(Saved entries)
------------------------------------

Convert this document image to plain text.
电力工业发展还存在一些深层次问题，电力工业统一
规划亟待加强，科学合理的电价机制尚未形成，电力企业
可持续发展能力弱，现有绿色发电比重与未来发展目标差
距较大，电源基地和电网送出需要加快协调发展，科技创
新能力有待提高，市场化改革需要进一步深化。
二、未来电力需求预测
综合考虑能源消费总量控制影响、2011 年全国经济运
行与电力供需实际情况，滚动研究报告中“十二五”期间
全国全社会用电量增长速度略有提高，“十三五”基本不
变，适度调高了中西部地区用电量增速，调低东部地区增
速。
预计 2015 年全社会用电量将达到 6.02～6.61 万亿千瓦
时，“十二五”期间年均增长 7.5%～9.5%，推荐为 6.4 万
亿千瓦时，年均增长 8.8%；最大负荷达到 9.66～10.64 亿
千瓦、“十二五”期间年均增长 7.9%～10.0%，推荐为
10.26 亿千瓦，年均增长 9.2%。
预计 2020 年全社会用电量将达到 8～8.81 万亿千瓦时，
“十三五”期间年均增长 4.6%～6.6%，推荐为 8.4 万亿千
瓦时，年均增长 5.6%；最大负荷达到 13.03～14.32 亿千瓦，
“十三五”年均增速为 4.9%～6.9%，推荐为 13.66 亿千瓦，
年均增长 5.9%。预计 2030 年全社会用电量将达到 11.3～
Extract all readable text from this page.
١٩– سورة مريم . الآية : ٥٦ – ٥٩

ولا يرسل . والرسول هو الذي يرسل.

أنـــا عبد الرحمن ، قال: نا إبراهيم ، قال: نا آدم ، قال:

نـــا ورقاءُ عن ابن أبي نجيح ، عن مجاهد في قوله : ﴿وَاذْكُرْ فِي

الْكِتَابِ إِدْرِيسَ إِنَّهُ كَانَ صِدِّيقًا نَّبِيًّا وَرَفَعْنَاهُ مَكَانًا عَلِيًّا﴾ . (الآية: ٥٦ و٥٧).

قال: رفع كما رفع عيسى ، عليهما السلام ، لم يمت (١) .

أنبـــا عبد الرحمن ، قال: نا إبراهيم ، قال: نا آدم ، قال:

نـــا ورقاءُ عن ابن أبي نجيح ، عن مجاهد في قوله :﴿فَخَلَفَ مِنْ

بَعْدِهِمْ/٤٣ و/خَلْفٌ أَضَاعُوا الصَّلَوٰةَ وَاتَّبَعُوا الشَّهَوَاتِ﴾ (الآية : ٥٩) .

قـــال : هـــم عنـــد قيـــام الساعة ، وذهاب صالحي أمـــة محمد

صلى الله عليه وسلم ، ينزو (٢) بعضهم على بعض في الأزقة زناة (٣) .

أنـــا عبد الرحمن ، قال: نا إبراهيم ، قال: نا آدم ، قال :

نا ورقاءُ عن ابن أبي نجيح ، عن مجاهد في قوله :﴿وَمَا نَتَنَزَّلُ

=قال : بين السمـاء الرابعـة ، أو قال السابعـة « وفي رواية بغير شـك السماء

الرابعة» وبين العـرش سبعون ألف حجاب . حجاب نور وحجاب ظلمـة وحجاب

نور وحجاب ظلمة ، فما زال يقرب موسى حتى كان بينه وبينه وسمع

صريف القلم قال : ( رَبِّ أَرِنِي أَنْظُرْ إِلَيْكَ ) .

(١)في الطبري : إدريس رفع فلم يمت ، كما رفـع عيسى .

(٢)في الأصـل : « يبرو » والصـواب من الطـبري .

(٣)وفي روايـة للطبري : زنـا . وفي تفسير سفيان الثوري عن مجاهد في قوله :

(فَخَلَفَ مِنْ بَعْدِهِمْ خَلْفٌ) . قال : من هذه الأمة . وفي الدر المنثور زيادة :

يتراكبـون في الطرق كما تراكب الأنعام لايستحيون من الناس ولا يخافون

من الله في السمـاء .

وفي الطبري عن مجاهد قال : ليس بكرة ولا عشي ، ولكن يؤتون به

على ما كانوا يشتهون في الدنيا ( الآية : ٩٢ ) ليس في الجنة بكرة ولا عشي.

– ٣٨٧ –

------------------------------------

§ **Stated problem**:
All lines above containing the string "مجاهد" are to be collected.

§ **Answer below**:
نـــا ورقاءُ عن ابن أبي نجيح ، عن مجاهد في قوله : ﴿وَاذْكُرْ فِي
نـــا ورقاءُ عن ابن أبي نجيح ، عن مجاهد في قوله :﴿فَخَلَفَ مِنْ
نا ورقاءُ عن ابن أبي نجيح ، عن مجاهد في قوله :﴿وَمَا نَتَنَزَّلُ
(٣)وفي روايـة للطبري : زنـا . وفي تفسير سفيان الثوري عن مجاهد في قوله :
وفي الطبري عن مجاهد قال : ليس بكرة ولا عشي ، ولكن يؤتون به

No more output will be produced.